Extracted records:
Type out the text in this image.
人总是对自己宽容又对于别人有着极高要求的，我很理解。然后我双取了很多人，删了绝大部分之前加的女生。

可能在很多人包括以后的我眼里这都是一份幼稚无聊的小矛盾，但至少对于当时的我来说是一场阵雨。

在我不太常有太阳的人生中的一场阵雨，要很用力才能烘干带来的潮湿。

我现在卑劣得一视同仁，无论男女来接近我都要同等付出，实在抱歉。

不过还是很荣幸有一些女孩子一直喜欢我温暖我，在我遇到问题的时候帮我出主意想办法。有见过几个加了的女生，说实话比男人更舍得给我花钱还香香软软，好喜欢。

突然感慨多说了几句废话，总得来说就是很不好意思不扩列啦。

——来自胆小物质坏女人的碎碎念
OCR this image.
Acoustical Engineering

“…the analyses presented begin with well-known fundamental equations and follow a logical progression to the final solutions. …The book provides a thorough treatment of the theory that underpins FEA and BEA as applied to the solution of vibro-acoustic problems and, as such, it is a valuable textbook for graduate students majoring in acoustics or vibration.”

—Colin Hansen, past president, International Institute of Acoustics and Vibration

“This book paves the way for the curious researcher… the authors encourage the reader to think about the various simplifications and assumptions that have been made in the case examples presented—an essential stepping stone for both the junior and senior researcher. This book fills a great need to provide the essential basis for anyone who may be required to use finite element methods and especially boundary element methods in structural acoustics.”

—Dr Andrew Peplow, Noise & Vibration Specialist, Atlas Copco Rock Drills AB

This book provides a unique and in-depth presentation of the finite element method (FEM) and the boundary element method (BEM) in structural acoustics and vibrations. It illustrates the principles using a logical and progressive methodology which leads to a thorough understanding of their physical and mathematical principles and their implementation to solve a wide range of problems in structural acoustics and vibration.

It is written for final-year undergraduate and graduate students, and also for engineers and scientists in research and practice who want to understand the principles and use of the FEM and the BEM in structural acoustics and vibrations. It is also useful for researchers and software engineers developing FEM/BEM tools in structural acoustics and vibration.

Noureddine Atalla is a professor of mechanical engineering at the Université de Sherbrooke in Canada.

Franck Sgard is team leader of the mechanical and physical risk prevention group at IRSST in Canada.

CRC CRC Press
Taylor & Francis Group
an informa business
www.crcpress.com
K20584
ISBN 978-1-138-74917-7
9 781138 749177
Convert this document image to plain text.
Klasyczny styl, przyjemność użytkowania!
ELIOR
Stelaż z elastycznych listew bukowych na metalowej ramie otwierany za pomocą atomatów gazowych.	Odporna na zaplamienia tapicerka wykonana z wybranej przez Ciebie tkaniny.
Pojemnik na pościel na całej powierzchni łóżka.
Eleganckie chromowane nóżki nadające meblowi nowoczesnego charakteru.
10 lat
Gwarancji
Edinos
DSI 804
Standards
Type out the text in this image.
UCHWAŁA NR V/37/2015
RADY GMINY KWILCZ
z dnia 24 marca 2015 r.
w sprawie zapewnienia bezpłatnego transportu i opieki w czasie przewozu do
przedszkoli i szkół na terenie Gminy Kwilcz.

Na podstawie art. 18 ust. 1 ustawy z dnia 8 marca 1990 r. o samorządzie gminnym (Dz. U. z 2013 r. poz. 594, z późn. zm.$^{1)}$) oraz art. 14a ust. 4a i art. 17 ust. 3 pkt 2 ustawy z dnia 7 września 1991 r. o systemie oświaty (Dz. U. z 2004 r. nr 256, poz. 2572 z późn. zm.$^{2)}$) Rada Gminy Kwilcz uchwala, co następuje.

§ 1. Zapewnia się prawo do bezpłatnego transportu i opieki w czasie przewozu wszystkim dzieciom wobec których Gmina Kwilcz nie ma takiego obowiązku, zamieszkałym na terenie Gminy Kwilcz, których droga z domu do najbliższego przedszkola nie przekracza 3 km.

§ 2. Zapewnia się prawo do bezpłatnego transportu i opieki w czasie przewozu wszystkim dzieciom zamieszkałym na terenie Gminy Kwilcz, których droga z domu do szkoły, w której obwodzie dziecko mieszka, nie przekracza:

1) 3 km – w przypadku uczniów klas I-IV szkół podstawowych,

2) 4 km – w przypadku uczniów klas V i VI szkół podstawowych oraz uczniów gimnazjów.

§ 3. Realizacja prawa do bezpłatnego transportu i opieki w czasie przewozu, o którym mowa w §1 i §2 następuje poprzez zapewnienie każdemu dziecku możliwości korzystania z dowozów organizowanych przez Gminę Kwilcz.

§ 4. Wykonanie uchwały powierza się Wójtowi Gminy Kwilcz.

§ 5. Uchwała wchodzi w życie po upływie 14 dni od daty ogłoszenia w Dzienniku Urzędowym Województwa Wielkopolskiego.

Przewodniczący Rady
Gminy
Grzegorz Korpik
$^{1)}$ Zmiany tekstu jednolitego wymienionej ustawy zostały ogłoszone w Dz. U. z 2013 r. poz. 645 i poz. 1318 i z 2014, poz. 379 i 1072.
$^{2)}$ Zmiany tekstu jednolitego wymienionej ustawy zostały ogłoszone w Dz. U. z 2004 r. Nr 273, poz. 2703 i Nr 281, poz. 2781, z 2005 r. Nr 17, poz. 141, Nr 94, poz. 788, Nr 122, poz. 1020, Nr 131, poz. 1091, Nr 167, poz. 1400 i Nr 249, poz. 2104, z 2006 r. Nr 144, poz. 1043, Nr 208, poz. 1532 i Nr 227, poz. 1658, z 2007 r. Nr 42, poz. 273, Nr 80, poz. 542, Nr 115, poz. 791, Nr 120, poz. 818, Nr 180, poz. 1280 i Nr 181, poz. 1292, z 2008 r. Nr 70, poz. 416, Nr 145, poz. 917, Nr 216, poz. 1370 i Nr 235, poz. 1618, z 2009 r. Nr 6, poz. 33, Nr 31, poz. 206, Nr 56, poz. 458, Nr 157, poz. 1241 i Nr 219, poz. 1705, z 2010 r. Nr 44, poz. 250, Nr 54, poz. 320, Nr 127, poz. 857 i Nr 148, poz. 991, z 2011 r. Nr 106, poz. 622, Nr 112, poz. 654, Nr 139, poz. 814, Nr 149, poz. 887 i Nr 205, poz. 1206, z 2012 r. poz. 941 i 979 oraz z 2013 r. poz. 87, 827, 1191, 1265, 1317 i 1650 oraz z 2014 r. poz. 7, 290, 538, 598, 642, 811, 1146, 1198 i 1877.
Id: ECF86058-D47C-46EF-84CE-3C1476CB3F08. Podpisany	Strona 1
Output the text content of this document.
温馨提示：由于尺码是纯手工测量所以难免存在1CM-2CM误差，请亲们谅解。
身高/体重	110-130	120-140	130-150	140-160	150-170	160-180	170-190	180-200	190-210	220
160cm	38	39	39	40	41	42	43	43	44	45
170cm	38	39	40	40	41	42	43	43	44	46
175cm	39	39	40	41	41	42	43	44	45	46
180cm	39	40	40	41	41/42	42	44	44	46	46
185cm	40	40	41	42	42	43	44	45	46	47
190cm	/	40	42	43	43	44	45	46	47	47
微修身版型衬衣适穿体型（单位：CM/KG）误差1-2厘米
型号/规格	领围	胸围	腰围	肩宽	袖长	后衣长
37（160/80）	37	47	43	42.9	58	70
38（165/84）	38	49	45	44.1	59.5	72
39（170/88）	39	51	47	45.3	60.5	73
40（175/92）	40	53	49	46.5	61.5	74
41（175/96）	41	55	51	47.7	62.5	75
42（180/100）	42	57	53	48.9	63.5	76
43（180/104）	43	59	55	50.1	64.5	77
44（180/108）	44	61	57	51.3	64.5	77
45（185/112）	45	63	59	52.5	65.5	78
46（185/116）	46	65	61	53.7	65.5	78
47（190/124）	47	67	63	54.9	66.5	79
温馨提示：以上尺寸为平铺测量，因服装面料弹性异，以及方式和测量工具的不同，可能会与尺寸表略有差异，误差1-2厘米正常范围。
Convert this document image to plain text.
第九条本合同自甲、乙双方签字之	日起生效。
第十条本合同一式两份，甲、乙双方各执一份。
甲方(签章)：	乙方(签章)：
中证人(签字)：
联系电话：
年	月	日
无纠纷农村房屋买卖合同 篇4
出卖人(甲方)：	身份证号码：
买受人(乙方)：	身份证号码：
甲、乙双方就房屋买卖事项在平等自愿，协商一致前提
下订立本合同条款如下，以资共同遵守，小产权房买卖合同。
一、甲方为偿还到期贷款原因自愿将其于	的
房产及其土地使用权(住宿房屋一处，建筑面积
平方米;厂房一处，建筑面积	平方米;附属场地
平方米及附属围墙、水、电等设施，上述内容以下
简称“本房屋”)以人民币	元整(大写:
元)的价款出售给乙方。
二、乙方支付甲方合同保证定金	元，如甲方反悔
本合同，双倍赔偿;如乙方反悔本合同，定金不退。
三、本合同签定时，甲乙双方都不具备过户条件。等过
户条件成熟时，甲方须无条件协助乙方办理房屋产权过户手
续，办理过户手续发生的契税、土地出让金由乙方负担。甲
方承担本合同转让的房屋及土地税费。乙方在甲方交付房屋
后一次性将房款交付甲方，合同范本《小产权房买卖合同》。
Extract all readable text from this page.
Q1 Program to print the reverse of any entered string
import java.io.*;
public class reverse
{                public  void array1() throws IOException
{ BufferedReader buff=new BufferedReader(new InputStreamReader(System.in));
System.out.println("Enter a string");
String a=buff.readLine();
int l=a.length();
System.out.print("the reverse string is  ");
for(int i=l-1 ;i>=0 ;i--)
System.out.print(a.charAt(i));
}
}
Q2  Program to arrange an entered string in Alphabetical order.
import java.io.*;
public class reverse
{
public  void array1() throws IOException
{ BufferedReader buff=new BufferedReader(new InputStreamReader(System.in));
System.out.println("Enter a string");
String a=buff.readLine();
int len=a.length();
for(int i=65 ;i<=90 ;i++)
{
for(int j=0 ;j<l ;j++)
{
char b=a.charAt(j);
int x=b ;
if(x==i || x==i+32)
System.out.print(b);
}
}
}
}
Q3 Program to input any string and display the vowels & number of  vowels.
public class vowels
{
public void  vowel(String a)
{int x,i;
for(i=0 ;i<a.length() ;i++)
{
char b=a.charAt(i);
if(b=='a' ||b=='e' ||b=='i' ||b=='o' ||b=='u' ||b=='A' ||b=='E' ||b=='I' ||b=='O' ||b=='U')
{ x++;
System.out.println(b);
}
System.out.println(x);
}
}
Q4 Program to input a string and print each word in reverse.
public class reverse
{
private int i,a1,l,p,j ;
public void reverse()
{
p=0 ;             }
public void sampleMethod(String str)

Problem statement:
Scan the records for the string "建筑面积". Copy each line in which it appears.

Answer below:
房产及其土地使用权(住宿房屋一处，建筑面积
平方米;厂房一处，建筑面积	平方米;附属场地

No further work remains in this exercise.